[Collected data]

☆ ☆ ☆ ☆ ☆

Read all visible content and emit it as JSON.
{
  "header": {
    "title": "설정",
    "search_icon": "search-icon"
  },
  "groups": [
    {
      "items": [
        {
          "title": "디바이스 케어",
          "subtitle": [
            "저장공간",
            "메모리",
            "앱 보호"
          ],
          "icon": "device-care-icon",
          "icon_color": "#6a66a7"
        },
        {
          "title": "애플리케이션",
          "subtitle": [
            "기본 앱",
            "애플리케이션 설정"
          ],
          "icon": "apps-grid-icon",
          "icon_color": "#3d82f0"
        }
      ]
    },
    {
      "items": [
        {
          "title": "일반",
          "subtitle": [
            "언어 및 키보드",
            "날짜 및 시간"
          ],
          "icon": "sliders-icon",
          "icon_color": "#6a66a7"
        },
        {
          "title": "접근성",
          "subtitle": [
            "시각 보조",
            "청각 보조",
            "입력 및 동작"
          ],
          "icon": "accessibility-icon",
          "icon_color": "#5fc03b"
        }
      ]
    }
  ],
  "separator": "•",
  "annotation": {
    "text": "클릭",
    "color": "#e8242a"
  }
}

☆ ☆ ☆ ☆ ☆

Task goal: Copy each entry exactly, with nothing added or dropped.

Result of the exercise:
Read all visible content and emit it as JSON.
{
  "header": {
    "title": "설정",
    "search_icon": "search-icon"
  },
  "groups": [
    {
      "items": [
        {
          "title": "디바이스 케어",
          "subtitle": [
            "저장공간",
            "메모리",
            "앱 보호"
          ],
          "icon": "device-care-icon",
          "icon_color": "#6a66a7"
        },
        {
          "title": "애플리케이션",
          "subtitle": [
            "기본 앱",
            "애플리케이션 설정"
          ],
          "icon": "apps-grid-icon",
          "icon_color": "#3d82f0"
        }
      ]
    },
    {
      "items": [
        {
          "title": "일반",
          "subtitle": [
            "언어 및 키보드",
            "날짜 및 시간"
          ],
          "icon": "sliders-icon",
          "icon_color": "#6a66a7"
        },
        {
          "title": "접근성",
          "subtitle": [
            "시각 보조",
            "청각 보조",
            "입력 및 동작"
          ],
          "icon": "accessibility-icon",
          "icon_color": "#5fc03b"
        }
      ]
    }
  ],
  "separator": "•",
  "annotation": {
    "text": "클릭",
    "color": "#e8242a"
  }
}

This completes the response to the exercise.